Data provided ::
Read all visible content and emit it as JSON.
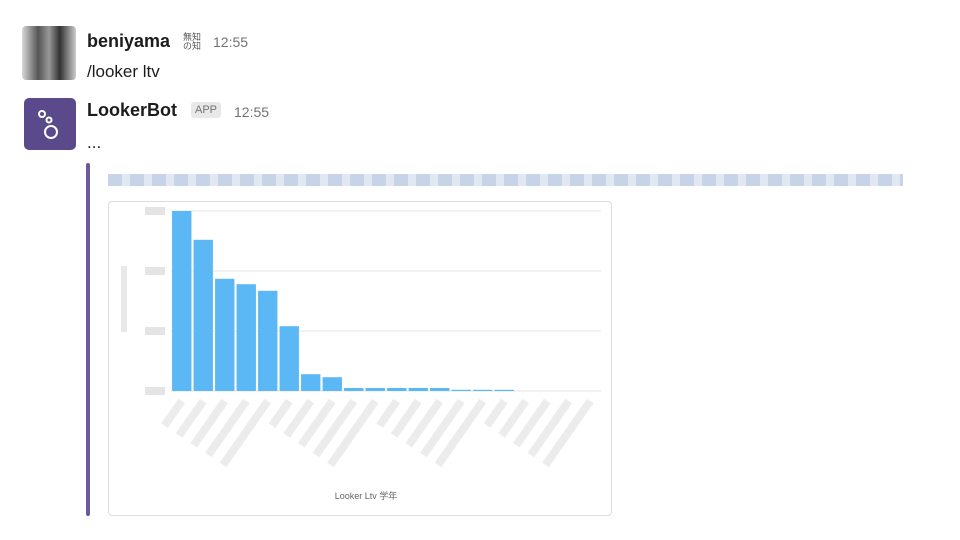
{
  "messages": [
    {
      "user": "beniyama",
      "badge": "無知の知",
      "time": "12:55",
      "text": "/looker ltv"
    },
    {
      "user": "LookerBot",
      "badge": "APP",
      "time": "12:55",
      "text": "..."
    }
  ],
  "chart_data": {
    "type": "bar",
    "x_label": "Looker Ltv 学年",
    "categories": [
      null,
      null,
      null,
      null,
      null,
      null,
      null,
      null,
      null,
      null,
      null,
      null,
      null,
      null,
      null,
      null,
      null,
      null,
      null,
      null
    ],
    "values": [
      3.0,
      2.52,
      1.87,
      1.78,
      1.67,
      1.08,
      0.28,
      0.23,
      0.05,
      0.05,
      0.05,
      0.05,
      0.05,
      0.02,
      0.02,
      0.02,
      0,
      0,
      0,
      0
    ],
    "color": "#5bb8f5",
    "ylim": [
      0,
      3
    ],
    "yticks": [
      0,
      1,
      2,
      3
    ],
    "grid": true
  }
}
...
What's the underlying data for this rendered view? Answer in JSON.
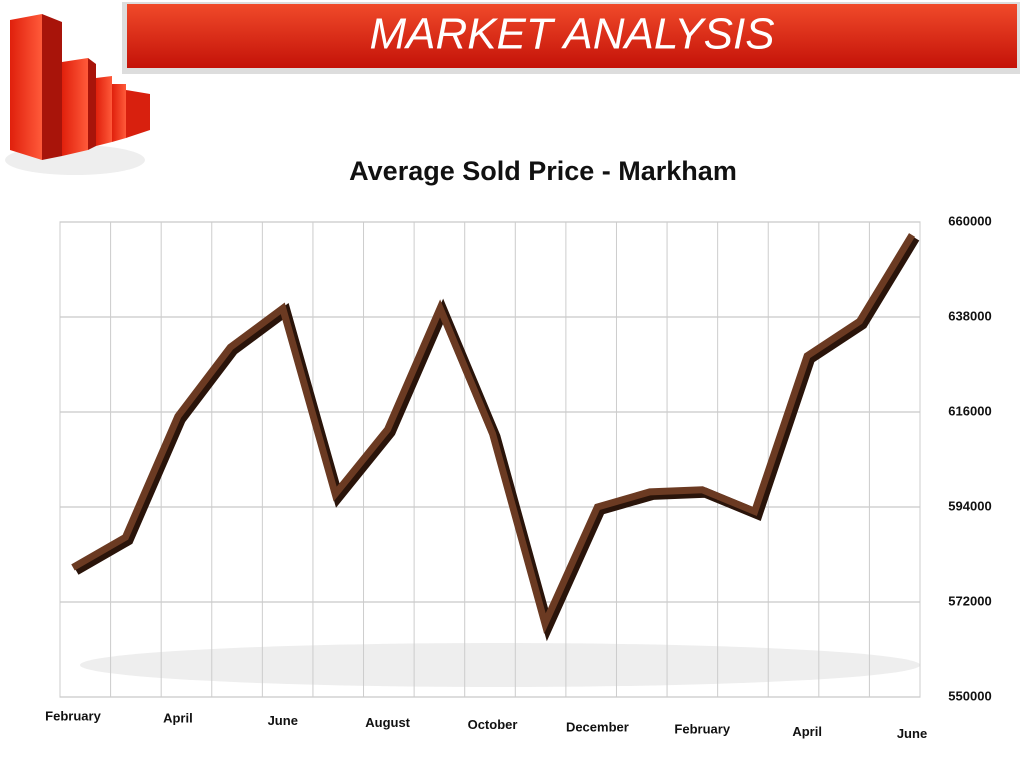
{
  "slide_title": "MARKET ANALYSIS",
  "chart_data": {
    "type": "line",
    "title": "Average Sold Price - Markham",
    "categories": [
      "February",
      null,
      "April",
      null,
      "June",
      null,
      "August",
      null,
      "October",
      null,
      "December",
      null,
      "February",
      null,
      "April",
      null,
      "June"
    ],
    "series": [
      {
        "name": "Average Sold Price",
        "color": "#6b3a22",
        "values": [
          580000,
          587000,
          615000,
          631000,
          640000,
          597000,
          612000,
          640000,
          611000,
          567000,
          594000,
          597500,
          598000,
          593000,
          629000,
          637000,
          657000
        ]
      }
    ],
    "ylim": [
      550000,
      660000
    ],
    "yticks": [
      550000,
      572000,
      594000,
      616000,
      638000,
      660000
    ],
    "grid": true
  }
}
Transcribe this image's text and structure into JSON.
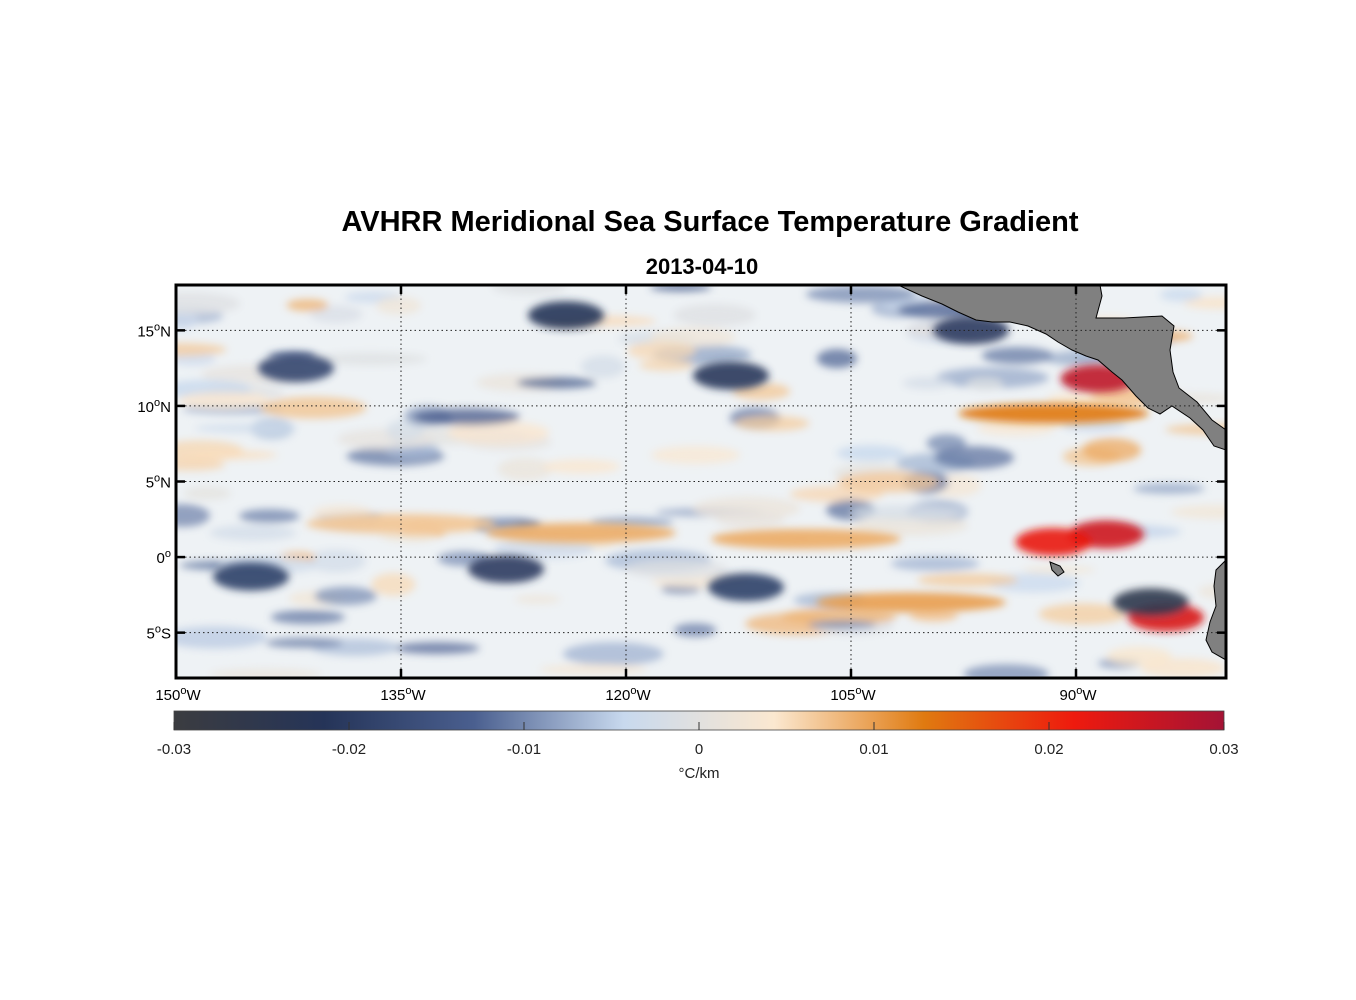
==
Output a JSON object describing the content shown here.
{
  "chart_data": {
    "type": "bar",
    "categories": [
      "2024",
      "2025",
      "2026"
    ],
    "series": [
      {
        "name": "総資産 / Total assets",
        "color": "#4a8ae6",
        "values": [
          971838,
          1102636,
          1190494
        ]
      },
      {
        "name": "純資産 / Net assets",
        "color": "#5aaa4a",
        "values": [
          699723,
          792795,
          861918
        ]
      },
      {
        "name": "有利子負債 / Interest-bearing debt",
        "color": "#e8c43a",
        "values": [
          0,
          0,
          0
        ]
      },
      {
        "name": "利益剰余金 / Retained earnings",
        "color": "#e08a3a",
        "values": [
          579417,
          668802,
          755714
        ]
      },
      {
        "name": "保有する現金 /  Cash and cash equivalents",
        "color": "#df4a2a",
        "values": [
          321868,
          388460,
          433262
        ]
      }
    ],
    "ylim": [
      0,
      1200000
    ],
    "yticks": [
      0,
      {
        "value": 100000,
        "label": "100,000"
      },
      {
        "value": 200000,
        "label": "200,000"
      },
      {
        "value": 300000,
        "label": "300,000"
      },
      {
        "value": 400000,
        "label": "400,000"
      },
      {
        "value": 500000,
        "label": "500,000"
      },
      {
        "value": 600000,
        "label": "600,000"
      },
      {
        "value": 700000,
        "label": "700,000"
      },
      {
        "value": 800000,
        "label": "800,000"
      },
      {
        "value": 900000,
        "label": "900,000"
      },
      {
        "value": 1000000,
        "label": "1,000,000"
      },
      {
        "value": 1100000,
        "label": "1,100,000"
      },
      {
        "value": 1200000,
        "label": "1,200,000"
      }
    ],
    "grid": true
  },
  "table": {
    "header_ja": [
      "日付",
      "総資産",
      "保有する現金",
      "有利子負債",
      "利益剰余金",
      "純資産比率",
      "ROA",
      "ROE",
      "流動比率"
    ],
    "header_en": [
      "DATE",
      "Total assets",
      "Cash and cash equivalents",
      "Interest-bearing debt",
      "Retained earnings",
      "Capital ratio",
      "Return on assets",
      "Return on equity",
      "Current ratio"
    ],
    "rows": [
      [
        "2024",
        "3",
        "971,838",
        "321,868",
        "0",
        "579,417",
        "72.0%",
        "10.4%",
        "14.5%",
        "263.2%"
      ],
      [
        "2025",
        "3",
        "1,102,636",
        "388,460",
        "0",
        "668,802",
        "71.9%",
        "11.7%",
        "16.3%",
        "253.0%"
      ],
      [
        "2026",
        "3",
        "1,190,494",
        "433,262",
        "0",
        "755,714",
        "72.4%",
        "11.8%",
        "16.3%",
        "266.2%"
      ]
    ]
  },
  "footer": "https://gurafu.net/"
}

Given task :: Your task is to retype exactly the lines from the one containing "What's the underlying" through the one containing "Transcribe this image's", leaving every picture out.

Response ::
What's the underlying data for this rendered view? Answer in JSON.
{
  "slide_title": "MARKET ANALYSIS",
  "chart_data": {
    "type": "line",
    "title": "Average Sold Price - Markham",
    "categories": [
      "February",
      null,
      "April",
      null,
      "June",
      null,
      "August",
      null,
      "October",
      null,
      "December",
      null,
      "February",
      null,
      "April",
      null,
      "June"
    ],
    "series": [
      {
        "name": "Average Sold Price",
        "color": "#6b3a22",
        "values": [
          580000,
          587000,
          615000,
          631000,
          640000,
          597000,
          612000,
          640000,
          611000,
          567000,
          594000,
          597500,
          598000,
          593000,
          629000,
          637000,
          657000
        ]
      }
    ],
    "ylim": [
      550000,
      660000
    ],
    "yticks": [
      550000,
      572000,
      594000,
      616000,
      638000,
      660000
    ],
    "grid": true
  }
}
Transcribe this image's text and structure into JSON.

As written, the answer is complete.